## GOAL
Extract every line of the material that holds the string "Ständemehr".

┌────────

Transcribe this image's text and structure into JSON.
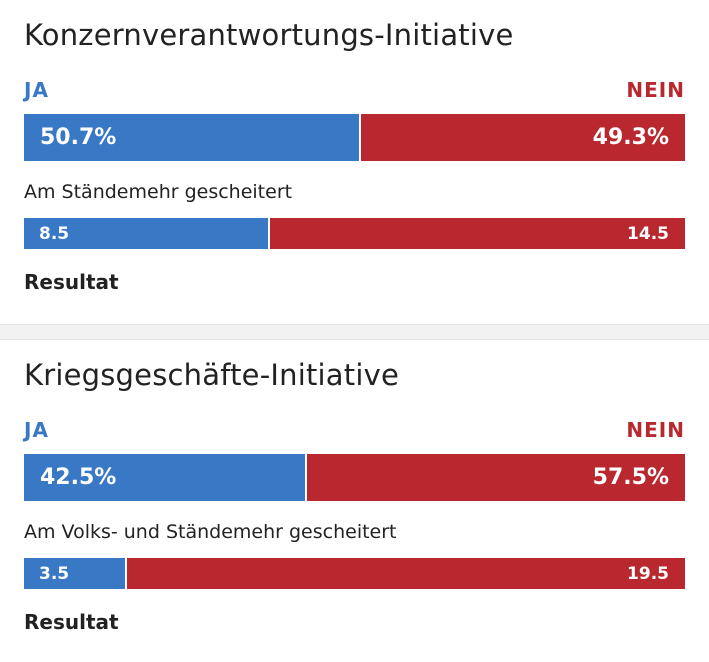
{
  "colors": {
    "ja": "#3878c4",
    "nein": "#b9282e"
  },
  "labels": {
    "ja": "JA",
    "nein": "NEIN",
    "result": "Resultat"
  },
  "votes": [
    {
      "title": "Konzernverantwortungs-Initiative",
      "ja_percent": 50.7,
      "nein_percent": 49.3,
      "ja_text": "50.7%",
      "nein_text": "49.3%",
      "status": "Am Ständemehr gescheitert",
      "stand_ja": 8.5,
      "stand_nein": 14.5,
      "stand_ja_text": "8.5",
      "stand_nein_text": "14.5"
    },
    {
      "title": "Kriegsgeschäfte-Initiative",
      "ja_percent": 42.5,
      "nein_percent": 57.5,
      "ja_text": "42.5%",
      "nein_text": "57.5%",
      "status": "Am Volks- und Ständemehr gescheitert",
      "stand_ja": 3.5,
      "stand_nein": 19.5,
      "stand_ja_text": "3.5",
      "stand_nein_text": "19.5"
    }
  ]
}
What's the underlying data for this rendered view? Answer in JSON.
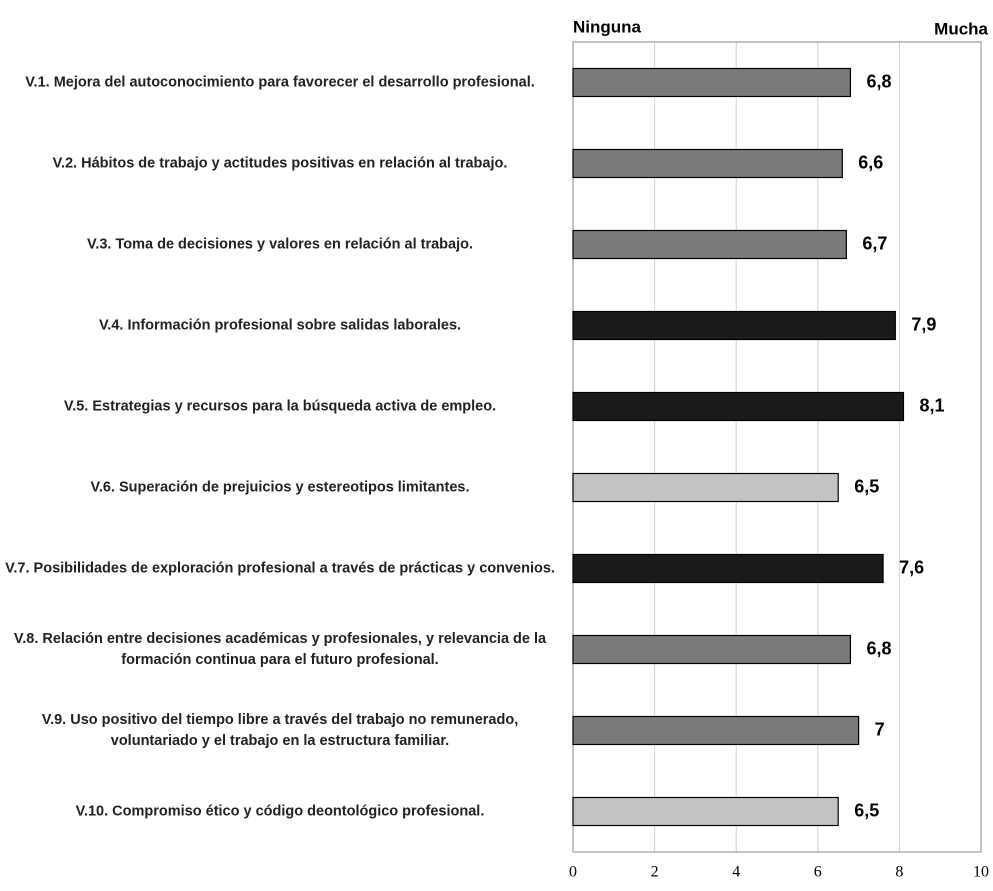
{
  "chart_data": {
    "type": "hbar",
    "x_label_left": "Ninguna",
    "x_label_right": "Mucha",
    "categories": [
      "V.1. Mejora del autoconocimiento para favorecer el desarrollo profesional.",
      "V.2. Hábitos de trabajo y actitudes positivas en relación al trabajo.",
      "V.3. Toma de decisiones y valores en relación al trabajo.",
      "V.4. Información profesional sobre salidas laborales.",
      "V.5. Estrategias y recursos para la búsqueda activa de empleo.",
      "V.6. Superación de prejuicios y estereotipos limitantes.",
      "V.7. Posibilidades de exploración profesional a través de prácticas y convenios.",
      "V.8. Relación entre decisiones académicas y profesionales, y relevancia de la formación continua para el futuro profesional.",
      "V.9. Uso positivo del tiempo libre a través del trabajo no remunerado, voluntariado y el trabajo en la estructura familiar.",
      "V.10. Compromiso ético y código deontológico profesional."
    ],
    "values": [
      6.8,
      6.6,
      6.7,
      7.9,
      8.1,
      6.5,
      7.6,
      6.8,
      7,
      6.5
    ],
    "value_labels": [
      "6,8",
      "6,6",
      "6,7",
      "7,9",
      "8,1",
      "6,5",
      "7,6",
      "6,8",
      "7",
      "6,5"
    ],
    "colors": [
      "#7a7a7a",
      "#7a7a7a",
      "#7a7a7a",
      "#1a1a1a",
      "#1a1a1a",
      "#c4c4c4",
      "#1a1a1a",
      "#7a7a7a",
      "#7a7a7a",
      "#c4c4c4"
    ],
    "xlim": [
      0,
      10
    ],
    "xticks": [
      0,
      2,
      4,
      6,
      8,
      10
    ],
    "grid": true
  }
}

└────────

## ANSWER
      "status": "Am Ständemehr gescheitert",
      "status": "Am Volks- und Ständemehr gescheitert",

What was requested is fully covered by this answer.